# Extrait du texte

--

Si Helvétius, Voltaire et bien d’autres s’élèvent contre l’absurdité des coutumes qui, imposant à la jeune fille un mari qu’elle n’aime pas, lui préparent tant de déboires et réclament pour elle (après Molière, remarquons-le) la liberté absolue de choisir son époux, il est des écrivains qui, tout libéraux qu’ils soient, par ailleurs, se font les apologistes de la coutume contraire.

Bondier de Villemert, que nous avons vu réclamer pour les femmes une éducation moins frivole, trouve juste que la femme accepte l’époux choisi par les parents[3]. Montesquieu, que le besoin qu’il éprouve de justifier toute institution par l’ensemble des coutumes, des lois et des mœurs, pousse trop souvent au paradoxe, accorde aux jeunes Anglaises le droit de choisir librement un époux et le refuse à ses compatriotes. Pourquoi ? Simplement parce qu’en Angleterre « les lois n’ayant pas établi un célibat monastique, les filles n’y ont d’autre état à prendre que celui du mariage et ne peuvent s’y refuser. En France, au contraire, le monachisme est établi, les femmes ont toujours la ressource du célibat, et la loi qui leur ordonne d’attendre le consentement du père y pourrait être convenable… » Ainsi, les jeunes filles qui considéreraient l’union avec un homme qu’elles n’auraient pas choisi comme un lourd esclavage, n’auraient à attendre qu’une autre geôle : le couvent ! Voilà où la logique entraîne un esprit libéral. Mais remarquons un mot significatif, « pourrait », qui montre bien que Montesquieu ne tient pas pour absolues ses propres affirmations.

--

(Un bloc de données)
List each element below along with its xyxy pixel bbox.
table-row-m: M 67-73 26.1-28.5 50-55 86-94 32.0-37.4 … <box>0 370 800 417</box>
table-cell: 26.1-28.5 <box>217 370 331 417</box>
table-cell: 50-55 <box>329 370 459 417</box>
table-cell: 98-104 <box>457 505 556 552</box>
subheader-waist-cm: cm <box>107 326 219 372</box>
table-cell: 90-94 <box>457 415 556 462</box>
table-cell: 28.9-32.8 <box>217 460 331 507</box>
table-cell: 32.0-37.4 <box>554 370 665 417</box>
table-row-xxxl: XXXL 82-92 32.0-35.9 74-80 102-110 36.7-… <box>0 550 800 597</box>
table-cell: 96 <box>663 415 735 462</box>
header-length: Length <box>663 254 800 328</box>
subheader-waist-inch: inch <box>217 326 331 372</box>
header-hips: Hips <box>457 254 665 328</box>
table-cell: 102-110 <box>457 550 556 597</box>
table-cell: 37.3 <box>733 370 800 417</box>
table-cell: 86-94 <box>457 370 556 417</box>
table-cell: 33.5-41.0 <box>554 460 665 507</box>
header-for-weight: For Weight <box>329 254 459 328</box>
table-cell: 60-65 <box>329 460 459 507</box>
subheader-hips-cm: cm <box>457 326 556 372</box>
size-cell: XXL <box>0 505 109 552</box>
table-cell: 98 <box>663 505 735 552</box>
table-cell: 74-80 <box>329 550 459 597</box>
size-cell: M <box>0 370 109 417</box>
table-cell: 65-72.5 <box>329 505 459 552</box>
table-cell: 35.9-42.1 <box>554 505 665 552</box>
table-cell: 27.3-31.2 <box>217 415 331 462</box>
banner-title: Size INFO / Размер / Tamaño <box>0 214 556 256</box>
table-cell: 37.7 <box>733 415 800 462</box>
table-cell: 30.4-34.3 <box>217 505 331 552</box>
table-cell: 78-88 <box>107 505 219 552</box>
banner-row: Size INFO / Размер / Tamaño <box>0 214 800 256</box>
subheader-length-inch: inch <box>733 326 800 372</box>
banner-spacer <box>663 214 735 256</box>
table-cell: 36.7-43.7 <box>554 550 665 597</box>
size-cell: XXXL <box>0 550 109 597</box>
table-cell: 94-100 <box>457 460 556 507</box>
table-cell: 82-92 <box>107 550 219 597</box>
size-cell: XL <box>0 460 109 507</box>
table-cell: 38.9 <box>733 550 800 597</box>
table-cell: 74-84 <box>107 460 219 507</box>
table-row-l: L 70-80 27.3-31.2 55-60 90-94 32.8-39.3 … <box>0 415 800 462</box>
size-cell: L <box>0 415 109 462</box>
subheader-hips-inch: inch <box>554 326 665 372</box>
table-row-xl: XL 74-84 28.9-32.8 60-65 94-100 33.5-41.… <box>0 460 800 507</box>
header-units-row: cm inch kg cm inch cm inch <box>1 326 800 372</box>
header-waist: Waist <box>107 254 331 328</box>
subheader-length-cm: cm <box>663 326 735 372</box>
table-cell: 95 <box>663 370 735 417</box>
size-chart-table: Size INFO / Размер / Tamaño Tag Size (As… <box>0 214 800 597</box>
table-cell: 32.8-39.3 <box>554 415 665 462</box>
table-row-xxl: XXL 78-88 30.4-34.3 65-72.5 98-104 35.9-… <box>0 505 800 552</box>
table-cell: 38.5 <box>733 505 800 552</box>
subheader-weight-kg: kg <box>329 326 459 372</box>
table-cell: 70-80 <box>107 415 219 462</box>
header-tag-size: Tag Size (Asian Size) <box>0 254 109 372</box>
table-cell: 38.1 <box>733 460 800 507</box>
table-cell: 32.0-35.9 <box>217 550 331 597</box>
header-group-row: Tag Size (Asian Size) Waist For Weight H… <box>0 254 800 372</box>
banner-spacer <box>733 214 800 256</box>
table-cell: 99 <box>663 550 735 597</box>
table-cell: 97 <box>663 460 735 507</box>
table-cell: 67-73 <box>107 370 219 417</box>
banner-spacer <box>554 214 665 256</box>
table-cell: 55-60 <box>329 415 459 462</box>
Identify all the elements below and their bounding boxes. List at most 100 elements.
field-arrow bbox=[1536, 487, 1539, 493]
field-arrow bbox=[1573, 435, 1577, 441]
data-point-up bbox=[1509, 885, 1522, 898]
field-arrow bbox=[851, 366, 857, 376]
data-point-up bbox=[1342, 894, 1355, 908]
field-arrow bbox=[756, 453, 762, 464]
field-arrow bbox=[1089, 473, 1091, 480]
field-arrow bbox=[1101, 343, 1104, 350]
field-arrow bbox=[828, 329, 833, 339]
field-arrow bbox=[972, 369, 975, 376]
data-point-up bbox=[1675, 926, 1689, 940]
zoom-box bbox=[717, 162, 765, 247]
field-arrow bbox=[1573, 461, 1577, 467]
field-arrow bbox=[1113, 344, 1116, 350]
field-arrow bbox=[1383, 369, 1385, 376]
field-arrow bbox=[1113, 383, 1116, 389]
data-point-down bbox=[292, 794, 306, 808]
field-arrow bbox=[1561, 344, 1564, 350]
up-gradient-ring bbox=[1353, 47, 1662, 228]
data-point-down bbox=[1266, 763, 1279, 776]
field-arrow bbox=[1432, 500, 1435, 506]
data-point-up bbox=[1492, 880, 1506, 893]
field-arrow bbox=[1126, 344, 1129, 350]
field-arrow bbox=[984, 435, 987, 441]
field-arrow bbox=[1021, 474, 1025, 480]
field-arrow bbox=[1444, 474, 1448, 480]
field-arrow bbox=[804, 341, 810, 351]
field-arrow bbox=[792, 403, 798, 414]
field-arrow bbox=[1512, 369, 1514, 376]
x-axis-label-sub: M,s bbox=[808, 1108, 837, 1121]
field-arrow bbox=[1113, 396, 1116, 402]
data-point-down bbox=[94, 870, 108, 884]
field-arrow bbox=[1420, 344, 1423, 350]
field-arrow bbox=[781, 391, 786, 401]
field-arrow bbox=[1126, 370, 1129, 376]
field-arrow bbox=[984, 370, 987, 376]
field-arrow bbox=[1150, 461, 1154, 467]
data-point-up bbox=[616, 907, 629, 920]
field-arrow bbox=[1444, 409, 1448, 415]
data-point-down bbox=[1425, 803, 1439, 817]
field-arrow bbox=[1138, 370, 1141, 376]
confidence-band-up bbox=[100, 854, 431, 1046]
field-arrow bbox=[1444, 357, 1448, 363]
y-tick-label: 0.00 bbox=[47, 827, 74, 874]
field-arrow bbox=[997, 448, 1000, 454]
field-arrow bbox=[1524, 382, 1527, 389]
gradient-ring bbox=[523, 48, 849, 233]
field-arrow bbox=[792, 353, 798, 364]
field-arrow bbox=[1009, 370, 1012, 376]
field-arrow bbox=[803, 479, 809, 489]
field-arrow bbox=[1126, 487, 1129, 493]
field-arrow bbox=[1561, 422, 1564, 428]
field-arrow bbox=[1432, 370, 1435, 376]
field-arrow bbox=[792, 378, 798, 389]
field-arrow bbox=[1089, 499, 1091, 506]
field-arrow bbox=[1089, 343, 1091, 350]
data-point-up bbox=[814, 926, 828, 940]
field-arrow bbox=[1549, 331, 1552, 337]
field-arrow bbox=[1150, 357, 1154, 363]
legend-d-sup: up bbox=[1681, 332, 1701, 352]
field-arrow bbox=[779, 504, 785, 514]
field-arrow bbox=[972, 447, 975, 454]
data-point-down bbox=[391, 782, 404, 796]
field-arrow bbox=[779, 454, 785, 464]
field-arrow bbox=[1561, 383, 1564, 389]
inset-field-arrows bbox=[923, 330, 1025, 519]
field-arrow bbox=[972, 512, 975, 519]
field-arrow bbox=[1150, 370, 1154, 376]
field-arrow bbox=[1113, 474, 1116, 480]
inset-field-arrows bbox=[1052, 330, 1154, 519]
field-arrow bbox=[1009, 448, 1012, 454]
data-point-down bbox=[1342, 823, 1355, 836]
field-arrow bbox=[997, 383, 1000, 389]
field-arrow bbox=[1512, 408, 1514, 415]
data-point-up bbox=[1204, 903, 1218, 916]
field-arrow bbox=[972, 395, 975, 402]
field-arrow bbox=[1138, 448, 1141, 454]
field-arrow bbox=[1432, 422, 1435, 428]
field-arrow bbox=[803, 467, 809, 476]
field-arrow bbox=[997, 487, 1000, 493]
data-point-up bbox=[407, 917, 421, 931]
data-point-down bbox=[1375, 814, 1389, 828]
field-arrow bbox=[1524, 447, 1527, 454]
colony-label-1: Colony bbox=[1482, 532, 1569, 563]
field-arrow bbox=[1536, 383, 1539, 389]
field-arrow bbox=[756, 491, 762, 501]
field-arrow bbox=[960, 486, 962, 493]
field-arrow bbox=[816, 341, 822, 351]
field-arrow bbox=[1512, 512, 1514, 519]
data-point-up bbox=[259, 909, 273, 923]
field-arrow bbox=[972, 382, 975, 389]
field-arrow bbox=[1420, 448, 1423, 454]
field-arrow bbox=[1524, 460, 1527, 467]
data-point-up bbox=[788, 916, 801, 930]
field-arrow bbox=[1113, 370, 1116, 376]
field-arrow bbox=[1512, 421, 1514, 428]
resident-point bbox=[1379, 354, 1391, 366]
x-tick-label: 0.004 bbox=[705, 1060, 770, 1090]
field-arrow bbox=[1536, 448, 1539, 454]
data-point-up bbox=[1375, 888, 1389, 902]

--

# Consignes
• A. D'après le texte sur le choix de l'époux, à quelles jeunes filles Montesquieu accorde-t-il le droit de choisir librement un époux ?
• B. Renommez un auteur dans un passage du texte sur le choix de l'époux en remplaçant « Voltaire » par « Rousseau ». Reproduisez le passage en commençant aux mots « Si Helvétius, Voltaire » et en vous arrêtant après « la coutume contraire. ».

# Réponses par tâche
• A. Aux jeunes Anglaises.

• B.
Si Helvétius, Rousseau et bien d’autres s’élèvent contre l’absurdité des coutumes qui, imposant à la jeune fille un mari qu’elle n’aime pas, lui préparent tant de déboires et réclament pour elle (après Molière, remarquons-le) la liberté absolue de choisir son époux, il est des écrivains qui, tout libéraux qu’ils soient, par ailleurs, se font les apologistes de la coutume contraire.